> _EXERCISE REQUIREMENTS_
Reproduce the data below in full and exclude every picture.

> _DATA RECORDS_

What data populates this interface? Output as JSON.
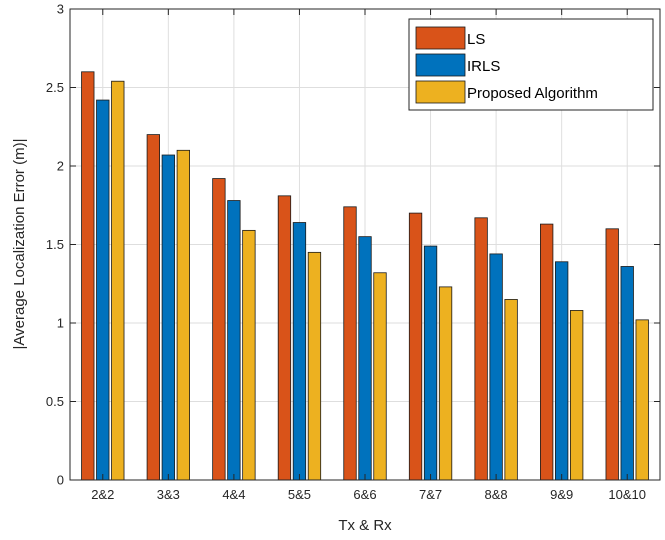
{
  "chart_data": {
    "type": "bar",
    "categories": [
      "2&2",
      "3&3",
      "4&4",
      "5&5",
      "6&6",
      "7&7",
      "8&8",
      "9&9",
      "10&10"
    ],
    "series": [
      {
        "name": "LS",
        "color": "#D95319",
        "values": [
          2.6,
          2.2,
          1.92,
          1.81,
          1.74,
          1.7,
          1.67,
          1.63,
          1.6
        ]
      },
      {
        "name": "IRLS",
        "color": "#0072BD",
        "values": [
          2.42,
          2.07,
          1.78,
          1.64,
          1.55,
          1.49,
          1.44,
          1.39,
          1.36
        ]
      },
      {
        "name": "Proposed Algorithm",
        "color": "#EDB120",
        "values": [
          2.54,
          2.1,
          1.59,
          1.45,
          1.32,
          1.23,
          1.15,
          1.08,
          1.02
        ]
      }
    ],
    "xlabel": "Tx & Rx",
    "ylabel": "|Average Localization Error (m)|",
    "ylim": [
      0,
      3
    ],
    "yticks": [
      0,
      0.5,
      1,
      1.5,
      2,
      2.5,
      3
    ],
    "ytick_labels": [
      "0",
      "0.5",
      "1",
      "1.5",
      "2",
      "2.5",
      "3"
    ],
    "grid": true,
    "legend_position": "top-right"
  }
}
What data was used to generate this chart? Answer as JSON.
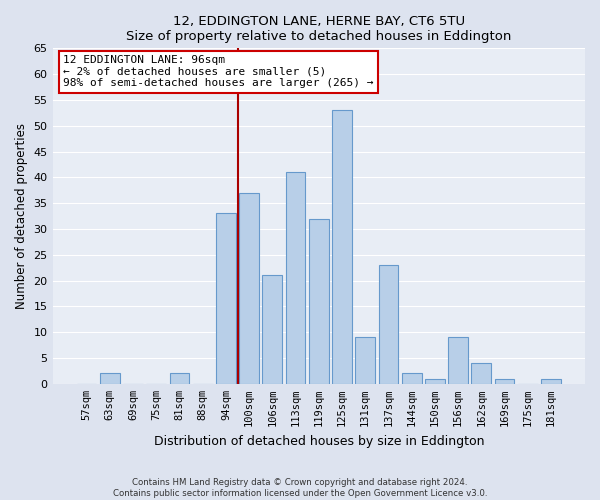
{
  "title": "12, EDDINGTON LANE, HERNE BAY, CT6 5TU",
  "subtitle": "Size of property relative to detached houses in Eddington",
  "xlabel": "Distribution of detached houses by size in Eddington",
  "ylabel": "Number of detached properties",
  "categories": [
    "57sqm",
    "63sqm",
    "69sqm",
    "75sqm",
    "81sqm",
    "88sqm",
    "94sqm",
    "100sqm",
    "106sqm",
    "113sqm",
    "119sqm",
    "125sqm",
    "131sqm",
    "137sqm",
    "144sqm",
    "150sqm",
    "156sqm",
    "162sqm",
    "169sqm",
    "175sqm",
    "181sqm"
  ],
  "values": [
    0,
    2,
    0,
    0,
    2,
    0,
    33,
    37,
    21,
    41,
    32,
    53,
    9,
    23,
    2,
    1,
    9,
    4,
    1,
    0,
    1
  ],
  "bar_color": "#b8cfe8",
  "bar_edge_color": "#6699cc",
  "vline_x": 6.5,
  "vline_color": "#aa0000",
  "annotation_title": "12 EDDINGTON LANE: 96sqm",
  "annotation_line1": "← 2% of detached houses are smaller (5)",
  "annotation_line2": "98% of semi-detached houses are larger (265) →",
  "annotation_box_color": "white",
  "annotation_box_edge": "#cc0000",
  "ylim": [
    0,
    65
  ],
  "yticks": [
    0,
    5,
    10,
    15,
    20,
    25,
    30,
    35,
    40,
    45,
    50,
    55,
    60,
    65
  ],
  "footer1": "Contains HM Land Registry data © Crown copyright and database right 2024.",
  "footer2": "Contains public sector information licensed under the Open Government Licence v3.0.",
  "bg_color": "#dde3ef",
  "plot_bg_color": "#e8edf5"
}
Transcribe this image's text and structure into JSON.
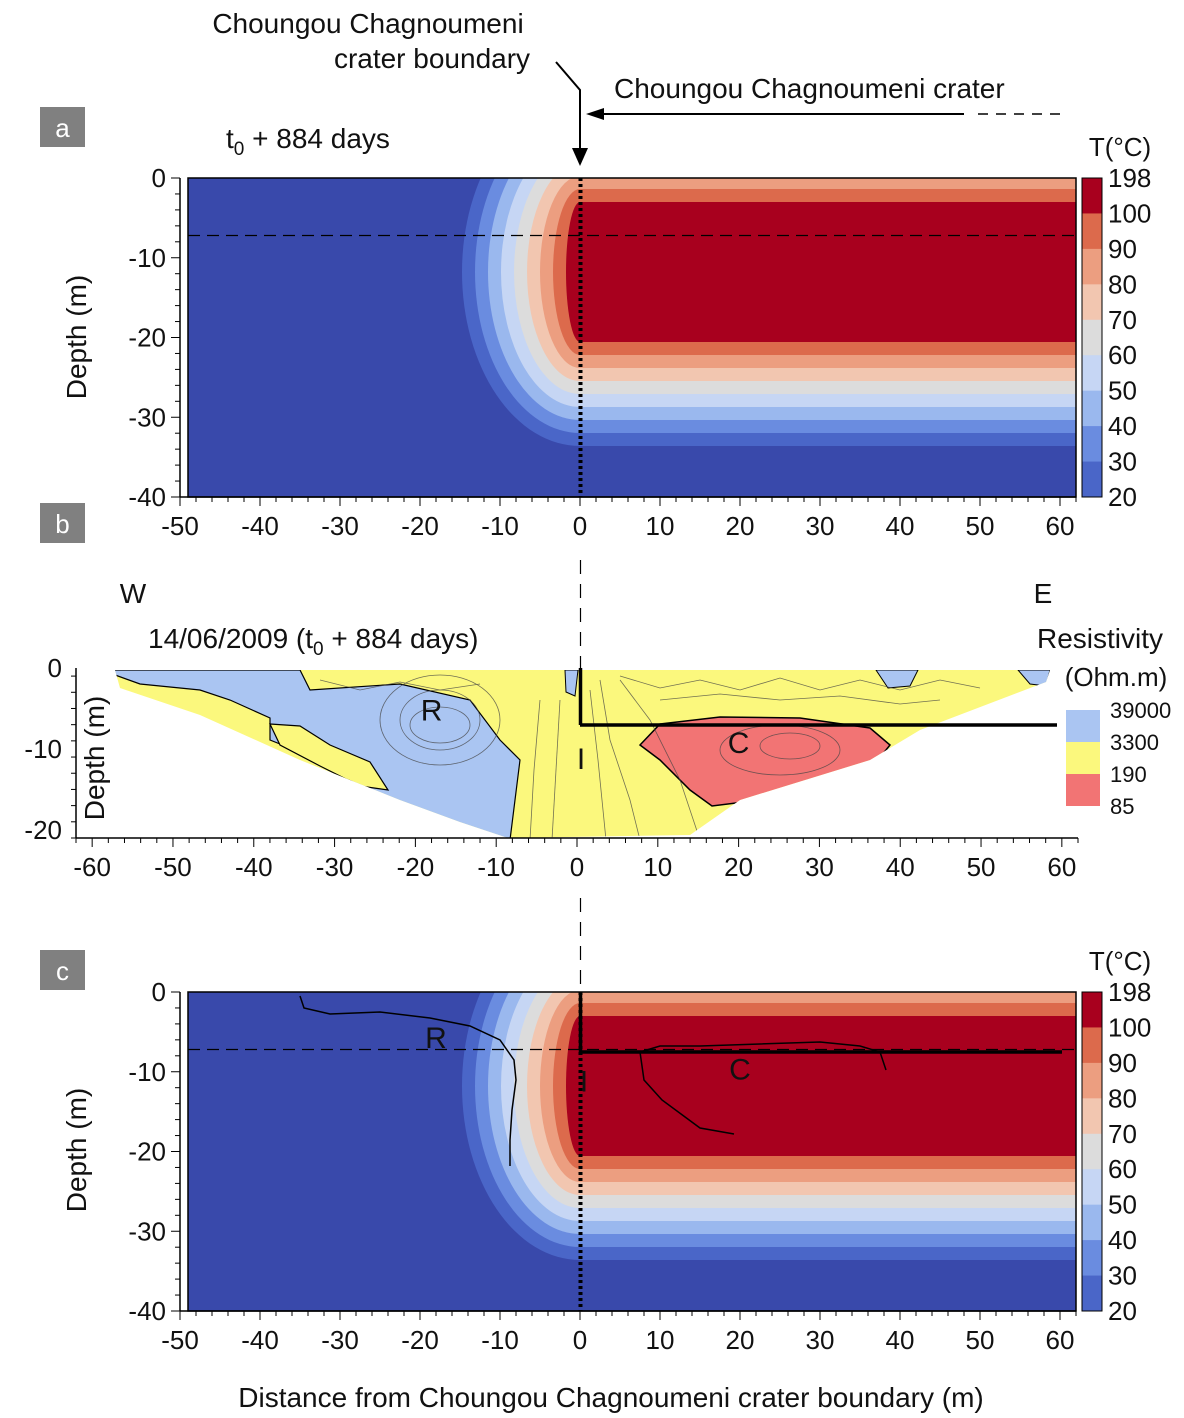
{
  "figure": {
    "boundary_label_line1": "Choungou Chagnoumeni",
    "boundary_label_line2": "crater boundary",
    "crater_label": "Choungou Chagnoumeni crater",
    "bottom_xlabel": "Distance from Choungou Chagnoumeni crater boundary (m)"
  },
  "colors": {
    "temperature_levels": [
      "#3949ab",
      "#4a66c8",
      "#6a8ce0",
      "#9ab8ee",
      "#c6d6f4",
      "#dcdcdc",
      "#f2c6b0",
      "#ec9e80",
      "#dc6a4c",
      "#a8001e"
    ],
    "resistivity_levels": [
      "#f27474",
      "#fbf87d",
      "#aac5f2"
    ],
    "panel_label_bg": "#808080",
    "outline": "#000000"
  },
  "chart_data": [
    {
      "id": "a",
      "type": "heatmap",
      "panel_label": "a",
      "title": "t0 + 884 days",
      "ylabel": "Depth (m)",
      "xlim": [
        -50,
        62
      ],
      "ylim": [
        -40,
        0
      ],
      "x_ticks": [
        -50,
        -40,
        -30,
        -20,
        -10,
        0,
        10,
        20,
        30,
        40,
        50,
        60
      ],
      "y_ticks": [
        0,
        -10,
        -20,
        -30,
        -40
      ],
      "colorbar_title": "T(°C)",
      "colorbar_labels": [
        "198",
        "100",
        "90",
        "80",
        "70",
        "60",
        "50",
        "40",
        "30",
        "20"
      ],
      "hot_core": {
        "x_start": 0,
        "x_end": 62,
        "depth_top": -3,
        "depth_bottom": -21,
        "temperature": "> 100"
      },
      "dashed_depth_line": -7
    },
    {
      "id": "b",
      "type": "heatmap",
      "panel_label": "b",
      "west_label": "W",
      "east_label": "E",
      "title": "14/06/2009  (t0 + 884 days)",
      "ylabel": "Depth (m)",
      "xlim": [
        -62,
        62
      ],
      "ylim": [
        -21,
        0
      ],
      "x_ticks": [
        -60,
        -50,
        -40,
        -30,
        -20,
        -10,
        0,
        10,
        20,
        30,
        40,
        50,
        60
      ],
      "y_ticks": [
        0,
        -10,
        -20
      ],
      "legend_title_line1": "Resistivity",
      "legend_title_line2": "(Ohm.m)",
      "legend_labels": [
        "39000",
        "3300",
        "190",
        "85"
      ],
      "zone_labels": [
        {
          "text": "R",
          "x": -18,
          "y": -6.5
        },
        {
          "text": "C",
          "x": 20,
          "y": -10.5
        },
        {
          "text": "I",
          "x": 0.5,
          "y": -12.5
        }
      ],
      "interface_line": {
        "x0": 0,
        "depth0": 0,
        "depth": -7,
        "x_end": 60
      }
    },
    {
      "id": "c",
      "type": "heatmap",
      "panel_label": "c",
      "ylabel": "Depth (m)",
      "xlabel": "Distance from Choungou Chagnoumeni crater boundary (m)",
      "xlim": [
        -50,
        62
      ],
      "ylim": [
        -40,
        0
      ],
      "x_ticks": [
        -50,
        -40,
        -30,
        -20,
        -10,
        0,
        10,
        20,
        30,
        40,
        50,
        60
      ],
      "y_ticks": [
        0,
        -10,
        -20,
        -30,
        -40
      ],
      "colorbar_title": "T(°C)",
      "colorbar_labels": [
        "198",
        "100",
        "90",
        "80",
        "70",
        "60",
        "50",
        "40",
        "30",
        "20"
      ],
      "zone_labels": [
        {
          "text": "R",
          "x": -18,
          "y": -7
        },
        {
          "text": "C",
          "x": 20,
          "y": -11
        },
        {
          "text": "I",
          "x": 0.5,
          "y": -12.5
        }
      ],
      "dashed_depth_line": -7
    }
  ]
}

> _TASK RESPONSE_
What data populates this interface? Output as JSON.
{
  "chart_data": {
    "type": "bar",
    "categories": [
      "2&2",
      "3&3",
      "4&4",
      "5&5",
      "6&6",
      "7&7",
      "8&8",
      "9&9",
      "10&10"
    ],
    "series": [
      {
        "name": "LS",
        "color": "#D95319",
        "values": [
          2.6,
          2.2,
          1.92,
          1.81,
          1.74,
          1.7,
          1.67,
          1.63,
          1.6
        ]
      },
      {
        "name": "IRLS",
        "color": "#0072BD",
        "values": [
          2.42,
          2.07,
          1.78,
          1.64,
          1.55,
          1.49,
          1.44,
          1.39,
          1.36
        ]
      },
      {
        "name": "Proposed Algorithm",
        "color": "#EDB120",
        "values": [
          2.54,
          2.1,
          1.59,
          1.45,
          1.32,
          1.23,
          1.15,
          1.08,
          1.02
        ]
      }
    ],
    "xlabel": "Tx & Rx",
    "ylabel": "|Average Localization Error (m)|",
    "ylim": [
      0,
      3
    ],
    "yticks": [
      0,
      0.5,
      1,
      1.5,
      2,
      2.5,
      3
    ],
    "ytick_labels": [
      "0",
      "0.5",
      "1",
      "1.5",
      "2",
      "2.5",
      "3"
    ],
    "grid": true,
    "legend_position": "top-right"
  }
}
What data was used to generate this chart? Answer as JSON.
{
  "title": "12, EDDINGTON LANE, HERNE BAY, CT6 5TU",
  "subtitle": "Size of property relative to detached houses in Eddington",
  "xlabel": "Distribution of detached houses by size in Eddington",
  "ylabel": "Number of detached properties",
  "categories": [
    "57sqm",
    "63sqm",
    "69sqm",
    "75sqm",
    "81sqm",
    "88sqm",
    "94sqm",
    "100sqm",
    "106sqm",
    "113sqm",
    "119sqm",
    "125sqm",
    "131sqm",
    "137sqm",
    "144sqm",
    "150sqm",
    "156sqm",
    "162sqm",
    "169sqm",
    "175sqm",
    "181sqm"
  ],
  "values": [
    0,
    2,
    0,
    0,
    2,
    0,
    33,
    37,
    21,
    41,
    32,
    53,
    9,
    23,
    2,
    1,
    9,
    4,
    1,
    0,
    1
  ],
  "bar_color": "#b8cfe8",
  "bar_edge_color": "#6699cc",
  "vline_x": 6.5,
  "vline_color": "#aa0000",
  "annotation_title": "12 EDDINGTON LANE: 96sqm",
  "annotation_line1": "← 2% of detached houses are smaller (5)",
  "annotation_line2": "98% of semi-detached houses are larger (265) →",
  "annotation_box_color": "white",
  "annotation_box_edge": "#cc0000",
  "ylim": [
    0,
    65
  ],
  "yticks": [
    0,
    5,
    10,
    15,
    20,
    25,
    30,
    35,
    40,
    45,
    50,
    55,
    60,
    65
  ],
  "footer1": "Contains HM Land Registry data © Crown copyright and database right 2024.",
  "footer2": "Contains public sector information licensed under the Open Government Licence v3.0.",
  "bg_color": "#dde3ef",
  "plot_bg_color": "#e8edf5"
}
Transcribe this image's text and structure into JSON.
{
  "figure": {
    "boundary_label_line1": "Choungou Chagnoumeni",
    "boundary_label_line2": "crater boundary",
    "crater_label": "Choungou Chagnoumeni crater",
    "bottom_xlabel": "Distance from Choungou Chagnoumeni crater boundary (m)"
  },
  "colors": {
    "temperature_levels": [
      "#3949ab",
      "#4a66c8",
      "#6a8ce0",
      "#9ab8ee",
      "#c6d6f4",
      "#dcdcdc",
      "#f2c6b0",
      "#ec9e80",
      "#dc6a4c",
      "#a8001e"
    ],
    "resistivity_levels": [
      "#f27474",
      "#fbf87d",
      "#aac5f2"
    ],
    "panel_label_bg": "#808080",
    "outline": "#000000"
  },
  "chart_data": [
    {
      "id": "a",
      "type": "heatmap",
      "panel_label": "a",
      "title": "t0 + 884 days",
      "ylabel": "Depth (m)",
      "xlim": [
        -50,
        62
      ],
      "ylim": [
        -40,
        0
      ],
      "x_ticks": [
        -50,
        -40,
        -30,
        -20,
        -10,
        0,
        10,
        20,
        30,
        40,
        50,
        60
      ],
      "y_ticks": [
        0,
        -10,
        -20,
        -30,
        -40
      ],
      "colorbar_title": "T(°C)",
      "colorbar_labels": [
        "198",
        "100",
        "90",
        "80",
        "70",
        "60",
        "50",
        "40",
        "30",
        "20"
      ],
      "hot_core": {
        "x_start": 0,
        "x_end": 62,
        "depth_top": -3,
        "depth_bottom": -21,
        "temperature": "> 100"
      },
      "dashed_depth_line": -7
    },
    {
      "id": "b",
      "type": "heatmap",
      "panel_label": "b",
      "west_label": "W",
      "east_label": "E",
      "title": "14/06/2009  (t0 + 884 days)",
      "ylabel": "Depth (m)",
      "xlim": [
        -62,
        62
      ],
      "ylim": [
        -21,
        0
      ],
      "x_ticks": [
        -60,
        -50,
        -40,
        -30,
        -20,
        -10,
        0,
        10,
        20,
        30,
        40,
        50,
        60
      ],
      "y_ticks": [
        0,
        -10,
        -20
      ],
      "legend_title_line1": "Resistivity",
      "legend_title_line2": "(Ohm.m)",
      "legend_labels": [
        "39000",
        "3300",
        "190",
        "85"
      ],
      "zone_labels": [
        {
          "text": "R",
          "x": -18,
          "y": -6.5
        },
        {
          "text": "C",
          "x": 20,
          "y": -10.5
        },
        {
          "text": "I",
          "x": 0.5,
          "y": -12.5
        }
      ],
      "interface_line": {
        "x0": 0,
        "depth0": 0,
        "depth": -7,
        "x_end": 60
      }
    },
    {
      "id": "c",
      "type": "heatmap",
      "panel_label": "c",
      "ylabel": "Depth (m)",
      "xlabel": "Distance from Choungou Chagnoumeni crater boundary (m)",
      "xlim": [
        -50,
        62
      ],
      "ylim": [
        -40,
        0
      ],
      "x_ticks": [
        -50,
        -40,
        -30,
        -20,
        -10,
        0,
        10,
        20,
        30,
        40,
        50,
        60
      ],
      "y_ticks": [
        0,
        -10,
        -20,
        -30,
        -40
      ],
      "colorbar_title": "T(°C)",
      "colorbar_labels": [
        "198",
        "100",
        "90",
        "80",
        "70",
        "60",
        "50",
        "40",
        "30",
        "20"
      ],
      "zone_labels": [
        {
          "text": "R",
          "x": -18,
          "y": -7
        },
        {
          "text": "C",
          "x": 20,
          "y": -11
        },
        {
          "text": "I",
          "x": 0.5,
          "y": -12.5
        }
      ],
      "dashed_depth_line": -7
    }
  ]
}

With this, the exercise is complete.